## INPUT RECORDS
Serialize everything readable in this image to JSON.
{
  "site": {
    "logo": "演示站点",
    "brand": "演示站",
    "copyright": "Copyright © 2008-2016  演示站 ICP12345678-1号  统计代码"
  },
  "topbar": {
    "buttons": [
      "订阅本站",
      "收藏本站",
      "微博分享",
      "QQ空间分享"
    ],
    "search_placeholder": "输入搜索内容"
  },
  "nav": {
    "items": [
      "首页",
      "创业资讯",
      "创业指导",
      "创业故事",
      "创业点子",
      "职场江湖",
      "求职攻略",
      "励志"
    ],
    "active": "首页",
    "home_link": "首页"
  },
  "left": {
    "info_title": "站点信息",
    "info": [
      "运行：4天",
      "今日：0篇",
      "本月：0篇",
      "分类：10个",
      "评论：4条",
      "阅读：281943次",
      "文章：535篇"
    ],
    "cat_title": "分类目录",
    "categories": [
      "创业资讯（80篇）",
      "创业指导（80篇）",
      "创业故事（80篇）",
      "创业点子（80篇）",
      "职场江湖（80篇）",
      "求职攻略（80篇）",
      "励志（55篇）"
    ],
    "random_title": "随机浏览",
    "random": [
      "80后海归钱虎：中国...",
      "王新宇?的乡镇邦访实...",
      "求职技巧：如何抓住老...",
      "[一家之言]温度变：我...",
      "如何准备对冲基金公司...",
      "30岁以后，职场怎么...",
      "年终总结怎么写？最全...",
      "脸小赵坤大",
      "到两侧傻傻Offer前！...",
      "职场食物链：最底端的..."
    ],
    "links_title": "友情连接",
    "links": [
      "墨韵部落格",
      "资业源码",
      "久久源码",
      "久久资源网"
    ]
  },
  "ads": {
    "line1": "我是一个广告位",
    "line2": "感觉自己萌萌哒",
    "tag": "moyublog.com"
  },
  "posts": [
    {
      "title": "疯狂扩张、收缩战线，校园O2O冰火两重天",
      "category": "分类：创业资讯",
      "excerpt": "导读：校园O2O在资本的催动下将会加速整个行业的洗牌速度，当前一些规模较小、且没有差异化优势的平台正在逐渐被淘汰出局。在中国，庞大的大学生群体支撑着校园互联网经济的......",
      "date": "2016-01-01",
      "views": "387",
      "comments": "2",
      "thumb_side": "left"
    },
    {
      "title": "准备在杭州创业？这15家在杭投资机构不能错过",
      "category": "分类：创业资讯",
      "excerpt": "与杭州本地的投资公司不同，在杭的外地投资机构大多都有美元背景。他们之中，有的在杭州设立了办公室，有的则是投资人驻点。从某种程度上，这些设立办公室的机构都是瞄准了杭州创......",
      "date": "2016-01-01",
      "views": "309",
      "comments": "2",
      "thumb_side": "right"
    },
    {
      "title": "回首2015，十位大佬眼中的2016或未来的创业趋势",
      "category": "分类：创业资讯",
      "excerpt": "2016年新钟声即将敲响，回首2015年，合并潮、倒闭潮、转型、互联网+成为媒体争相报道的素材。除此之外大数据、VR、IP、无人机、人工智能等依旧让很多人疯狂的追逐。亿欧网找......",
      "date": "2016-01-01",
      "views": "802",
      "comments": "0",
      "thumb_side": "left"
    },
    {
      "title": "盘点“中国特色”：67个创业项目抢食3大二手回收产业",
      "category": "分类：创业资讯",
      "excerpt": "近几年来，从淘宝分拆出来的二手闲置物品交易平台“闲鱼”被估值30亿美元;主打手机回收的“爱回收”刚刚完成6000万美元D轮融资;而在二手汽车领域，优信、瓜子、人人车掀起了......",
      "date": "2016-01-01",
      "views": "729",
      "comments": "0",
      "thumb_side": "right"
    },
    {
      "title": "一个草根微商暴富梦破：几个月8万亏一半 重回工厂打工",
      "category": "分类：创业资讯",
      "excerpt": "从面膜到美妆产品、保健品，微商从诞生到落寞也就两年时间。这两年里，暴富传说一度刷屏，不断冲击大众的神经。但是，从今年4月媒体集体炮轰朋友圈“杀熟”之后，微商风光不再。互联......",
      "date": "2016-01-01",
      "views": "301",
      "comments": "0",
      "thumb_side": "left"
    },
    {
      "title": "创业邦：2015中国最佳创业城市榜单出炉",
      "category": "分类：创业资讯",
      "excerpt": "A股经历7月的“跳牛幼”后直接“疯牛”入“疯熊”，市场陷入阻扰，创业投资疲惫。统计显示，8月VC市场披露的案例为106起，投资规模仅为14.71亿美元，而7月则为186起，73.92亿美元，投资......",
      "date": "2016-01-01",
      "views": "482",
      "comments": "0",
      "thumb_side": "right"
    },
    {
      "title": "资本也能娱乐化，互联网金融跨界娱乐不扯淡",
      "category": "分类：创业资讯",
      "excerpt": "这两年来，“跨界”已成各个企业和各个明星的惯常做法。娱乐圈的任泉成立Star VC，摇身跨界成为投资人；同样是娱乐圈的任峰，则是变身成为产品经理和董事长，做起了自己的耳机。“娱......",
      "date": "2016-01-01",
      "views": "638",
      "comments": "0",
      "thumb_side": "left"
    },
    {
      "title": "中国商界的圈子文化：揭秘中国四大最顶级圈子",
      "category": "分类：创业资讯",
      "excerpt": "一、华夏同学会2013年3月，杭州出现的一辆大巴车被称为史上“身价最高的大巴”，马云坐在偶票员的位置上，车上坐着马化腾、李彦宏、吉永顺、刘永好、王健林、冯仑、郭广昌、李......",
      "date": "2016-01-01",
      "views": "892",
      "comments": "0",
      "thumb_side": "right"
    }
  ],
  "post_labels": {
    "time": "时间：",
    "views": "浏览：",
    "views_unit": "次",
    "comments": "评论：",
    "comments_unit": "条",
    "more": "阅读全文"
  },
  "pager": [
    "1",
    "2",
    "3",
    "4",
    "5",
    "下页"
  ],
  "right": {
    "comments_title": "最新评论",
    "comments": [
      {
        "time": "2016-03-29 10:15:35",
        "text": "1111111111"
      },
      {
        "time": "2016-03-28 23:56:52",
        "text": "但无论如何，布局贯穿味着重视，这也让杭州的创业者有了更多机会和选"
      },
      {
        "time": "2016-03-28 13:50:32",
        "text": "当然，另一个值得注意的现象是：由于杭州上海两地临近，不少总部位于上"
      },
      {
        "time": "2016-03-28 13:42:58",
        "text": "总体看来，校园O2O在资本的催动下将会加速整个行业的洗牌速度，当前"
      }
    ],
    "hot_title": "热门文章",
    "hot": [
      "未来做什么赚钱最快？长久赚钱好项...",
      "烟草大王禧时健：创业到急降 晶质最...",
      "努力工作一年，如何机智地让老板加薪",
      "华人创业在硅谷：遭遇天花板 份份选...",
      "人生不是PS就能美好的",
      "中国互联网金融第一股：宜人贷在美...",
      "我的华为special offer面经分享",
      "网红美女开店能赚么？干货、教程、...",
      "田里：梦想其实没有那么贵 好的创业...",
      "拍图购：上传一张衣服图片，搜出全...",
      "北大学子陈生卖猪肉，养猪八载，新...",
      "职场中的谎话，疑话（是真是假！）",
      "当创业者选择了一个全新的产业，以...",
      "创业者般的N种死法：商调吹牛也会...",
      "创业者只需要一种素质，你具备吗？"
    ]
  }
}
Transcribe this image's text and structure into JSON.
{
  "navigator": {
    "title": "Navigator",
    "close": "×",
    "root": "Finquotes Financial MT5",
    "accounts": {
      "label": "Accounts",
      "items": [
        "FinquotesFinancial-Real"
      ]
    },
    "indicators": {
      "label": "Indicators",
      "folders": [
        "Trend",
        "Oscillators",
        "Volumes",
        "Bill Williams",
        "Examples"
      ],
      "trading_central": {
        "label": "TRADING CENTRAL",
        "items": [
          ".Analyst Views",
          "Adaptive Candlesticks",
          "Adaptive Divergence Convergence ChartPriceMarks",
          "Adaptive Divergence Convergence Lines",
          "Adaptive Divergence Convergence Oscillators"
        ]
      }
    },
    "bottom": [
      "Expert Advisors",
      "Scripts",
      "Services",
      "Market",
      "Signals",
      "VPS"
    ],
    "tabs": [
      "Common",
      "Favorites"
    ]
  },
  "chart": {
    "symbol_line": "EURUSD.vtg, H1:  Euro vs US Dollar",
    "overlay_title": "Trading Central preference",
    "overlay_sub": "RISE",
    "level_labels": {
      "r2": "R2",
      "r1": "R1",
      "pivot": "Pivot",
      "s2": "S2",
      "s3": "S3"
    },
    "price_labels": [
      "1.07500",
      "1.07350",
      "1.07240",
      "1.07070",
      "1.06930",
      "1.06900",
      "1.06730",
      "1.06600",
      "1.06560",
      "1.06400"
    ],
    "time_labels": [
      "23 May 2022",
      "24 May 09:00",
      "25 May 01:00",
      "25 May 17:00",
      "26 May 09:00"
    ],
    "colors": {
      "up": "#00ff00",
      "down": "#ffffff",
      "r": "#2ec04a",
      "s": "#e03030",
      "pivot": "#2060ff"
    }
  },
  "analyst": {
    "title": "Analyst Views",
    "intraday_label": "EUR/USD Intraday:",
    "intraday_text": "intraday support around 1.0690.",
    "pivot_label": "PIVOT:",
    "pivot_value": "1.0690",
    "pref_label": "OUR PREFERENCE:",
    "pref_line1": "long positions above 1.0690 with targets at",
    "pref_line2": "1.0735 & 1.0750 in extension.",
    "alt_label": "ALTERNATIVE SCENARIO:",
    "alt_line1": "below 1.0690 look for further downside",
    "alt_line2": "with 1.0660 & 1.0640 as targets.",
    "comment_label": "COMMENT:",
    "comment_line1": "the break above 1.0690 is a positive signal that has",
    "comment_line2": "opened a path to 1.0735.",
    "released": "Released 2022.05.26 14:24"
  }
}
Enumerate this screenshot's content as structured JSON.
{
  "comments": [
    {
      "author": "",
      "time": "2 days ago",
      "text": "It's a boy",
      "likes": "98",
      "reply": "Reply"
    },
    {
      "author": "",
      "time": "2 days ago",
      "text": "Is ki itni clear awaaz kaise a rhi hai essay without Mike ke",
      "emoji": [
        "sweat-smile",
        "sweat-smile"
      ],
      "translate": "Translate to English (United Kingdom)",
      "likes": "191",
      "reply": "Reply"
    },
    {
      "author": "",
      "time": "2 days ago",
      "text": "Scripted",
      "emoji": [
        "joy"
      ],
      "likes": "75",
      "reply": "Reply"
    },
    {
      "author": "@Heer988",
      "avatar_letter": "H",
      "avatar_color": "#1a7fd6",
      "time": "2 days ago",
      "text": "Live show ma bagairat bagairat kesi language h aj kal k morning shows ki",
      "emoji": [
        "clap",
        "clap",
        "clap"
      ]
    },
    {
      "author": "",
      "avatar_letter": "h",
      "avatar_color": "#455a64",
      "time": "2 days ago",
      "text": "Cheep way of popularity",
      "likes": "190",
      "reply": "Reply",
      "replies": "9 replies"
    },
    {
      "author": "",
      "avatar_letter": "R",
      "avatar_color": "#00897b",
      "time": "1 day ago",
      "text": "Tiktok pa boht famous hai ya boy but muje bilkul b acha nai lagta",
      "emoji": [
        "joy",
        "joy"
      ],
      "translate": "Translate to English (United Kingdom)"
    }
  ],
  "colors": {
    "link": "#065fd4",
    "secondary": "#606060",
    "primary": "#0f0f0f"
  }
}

## WRITTEN EXERCISE
Examine the records and pull out every line where the string "Translate" occurs.

## TASK RESULT
      "translate": "Translate to English (United Kingdom)",
      "translate": "Translate to English (United Kingdom)"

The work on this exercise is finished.